- **WHAT YOU HAVE TO DO**: Rewrite the material from its first line through the line containing "bullet-item: EUA Trends" as a numbered list, leaving out any blank lines.
════════════════
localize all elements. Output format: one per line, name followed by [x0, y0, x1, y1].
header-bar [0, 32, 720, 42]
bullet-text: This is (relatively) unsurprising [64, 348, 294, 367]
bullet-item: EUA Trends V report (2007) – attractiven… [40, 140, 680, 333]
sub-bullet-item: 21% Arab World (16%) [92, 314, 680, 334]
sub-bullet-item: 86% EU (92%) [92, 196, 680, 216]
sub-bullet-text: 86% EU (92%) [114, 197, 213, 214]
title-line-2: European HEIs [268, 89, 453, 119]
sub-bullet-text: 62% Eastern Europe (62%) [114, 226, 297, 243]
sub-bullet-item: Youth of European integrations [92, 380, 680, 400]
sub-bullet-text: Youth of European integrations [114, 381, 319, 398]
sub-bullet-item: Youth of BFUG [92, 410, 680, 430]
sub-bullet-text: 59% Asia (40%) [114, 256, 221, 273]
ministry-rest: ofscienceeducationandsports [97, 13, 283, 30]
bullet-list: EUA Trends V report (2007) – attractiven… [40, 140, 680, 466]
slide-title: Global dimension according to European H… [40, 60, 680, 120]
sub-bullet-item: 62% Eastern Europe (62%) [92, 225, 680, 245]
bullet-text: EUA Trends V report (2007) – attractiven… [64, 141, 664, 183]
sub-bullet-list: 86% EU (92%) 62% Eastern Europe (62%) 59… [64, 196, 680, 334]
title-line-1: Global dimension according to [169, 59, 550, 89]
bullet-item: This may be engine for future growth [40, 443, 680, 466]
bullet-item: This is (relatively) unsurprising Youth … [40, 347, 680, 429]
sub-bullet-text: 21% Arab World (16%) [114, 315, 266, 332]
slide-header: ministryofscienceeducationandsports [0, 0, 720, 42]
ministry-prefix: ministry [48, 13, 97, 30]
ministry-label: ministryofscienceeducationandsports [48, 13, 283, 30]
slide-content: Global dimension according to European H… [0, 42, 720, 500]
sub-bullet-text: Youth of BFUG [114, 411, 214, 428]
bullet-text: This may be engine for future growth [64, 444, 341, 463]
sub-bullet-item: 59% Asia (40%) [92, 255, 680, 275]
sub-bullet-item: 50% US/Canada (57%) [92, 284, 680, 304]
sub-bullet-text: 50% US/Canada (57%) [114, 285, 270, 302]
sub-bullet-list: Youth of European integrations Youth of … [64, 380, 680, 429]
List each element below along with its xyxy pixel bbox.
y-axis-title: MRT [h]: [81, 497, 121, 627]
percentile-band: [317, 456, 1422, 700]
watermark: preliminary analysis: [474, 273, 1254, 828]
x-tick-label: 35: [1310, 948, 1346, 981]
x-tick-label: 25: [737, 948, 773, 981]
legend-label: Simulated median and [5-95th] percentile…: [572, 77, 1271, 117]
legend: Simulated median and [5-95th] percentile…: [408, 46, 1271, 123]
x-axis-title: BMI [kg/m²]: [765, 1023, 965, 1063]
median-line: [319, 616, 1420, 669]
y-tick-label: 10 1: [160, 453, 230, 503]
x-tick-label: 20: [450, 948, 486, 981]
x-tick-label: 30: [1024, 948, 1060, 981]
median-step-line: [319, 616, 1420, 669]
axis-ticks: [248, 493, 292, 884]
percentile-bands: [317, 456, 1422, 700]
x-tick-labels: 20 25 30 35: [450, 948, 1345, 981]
════════════════
- **TASK SOLUTION**:
1. localize all elements. Output format: one per line, name followed by [x0, y0, x1, y1].
2. header-bar [0, 32, 720, 42]
3. bullet-text: This is (relatively) unsurprising [64, 348, 294, 367]
4. bullet-item: EUA Trends V report (2007) – attractiven… [40, 140, 680, 333]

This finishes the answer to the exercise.